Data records

◆ ◆ ◆ ◆

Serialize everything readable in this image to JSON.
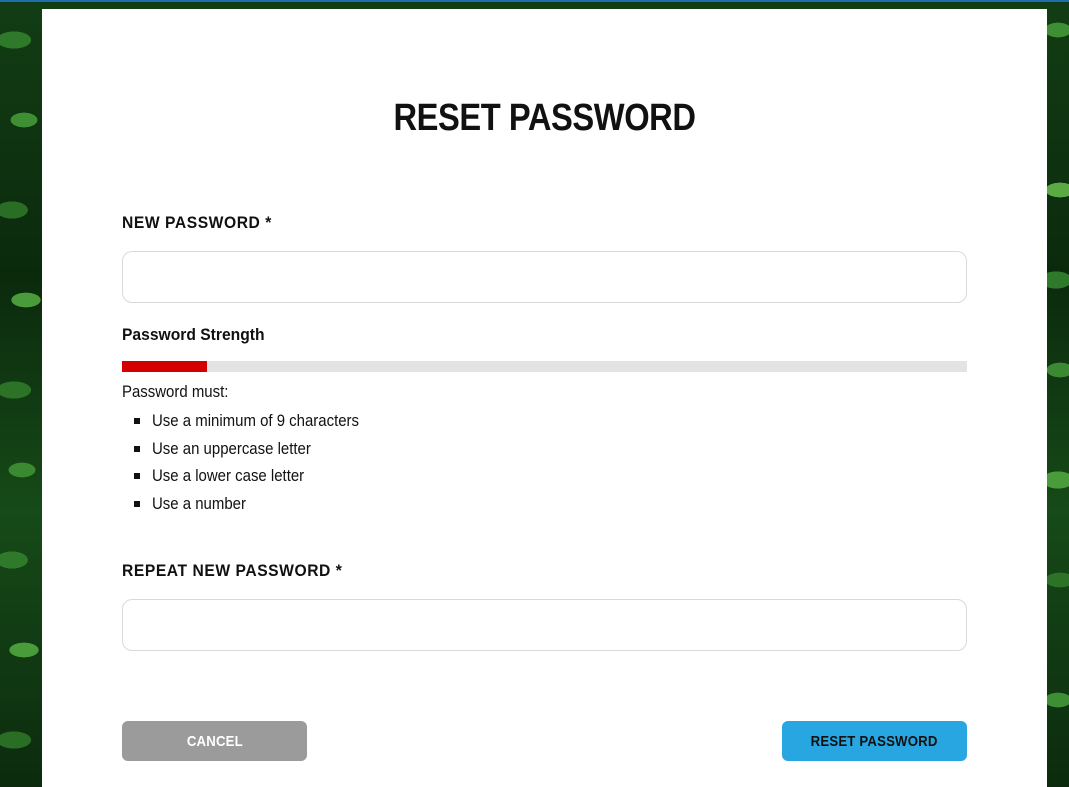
{
  "page": {
    "title": "RESET PASSWORD"
  },
  "form": {
    "new_password": {
      "label": "NEW PASSWORD *",
      "value": "",
      "placeholder": ""
    },
    "strength": {
      "label": "Password Strength",
      "level_fraction": 0.1,
      "fill_color": "#d40000",
      "track_color": "#e3e3e3"
    },
    "rules": {
      "intro": "Password must:",
      "items": [
        "Use a minimum of 9 characters",
        "Use an uppercase letter",
        "Use a lower case letter",
        "Use a number"
      ]
    },
    "repeat_password": {
      "label": "REPEAT NEW PASSWORD *",
      "value": "",
      "placeholder": ""
    }
  },
  "actions": {
    "cancel_label": "CANCEL",
    "cancel_color": "#9b9b9b",
    "reset_label": "RESET PASSWORD",
    "reset_color": "#27a6e2"
  }
}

◆ ◆ ◆ ◆

● THE PROBLEM
Give the data again exactly as written, with all pictures left out.

● CORRECT RESPONSE
Serialize everything readable in this image to JSON.
{
  "page": {
    "title": "RESET PASSWORD"
  },
  "form": {
    "new_password": {
      "label": "NEW PASSWORD *",
      "value": "",
      "placeholder": ""
    },
    "strength": {
      "label": "Password Strength",
      "level_fraction": 0.1,
      "fill_color": "#d40000",
      "track_color": "#e3e3e3"
    },
    "rules": {
      "intro": "Password must:",
      "items": [
        "Use a minimum of 9 characters",
        "Use an uppercase letter",
        "Use a lower case letter",
        "Use a number"
      ]
    },
    "repeat_password": {
      "label": "REPEAT NEW PASSWORD *",
      "value": "",
      "placeholder": ""
    }
  },
  "actions": {
    "cancel_label": "CANCEL",
    "cancel_color": "#9b9b9b",
    "reset_label": "RESET PASSWORD",
    "reset_color": "#27a6e2"
  }
}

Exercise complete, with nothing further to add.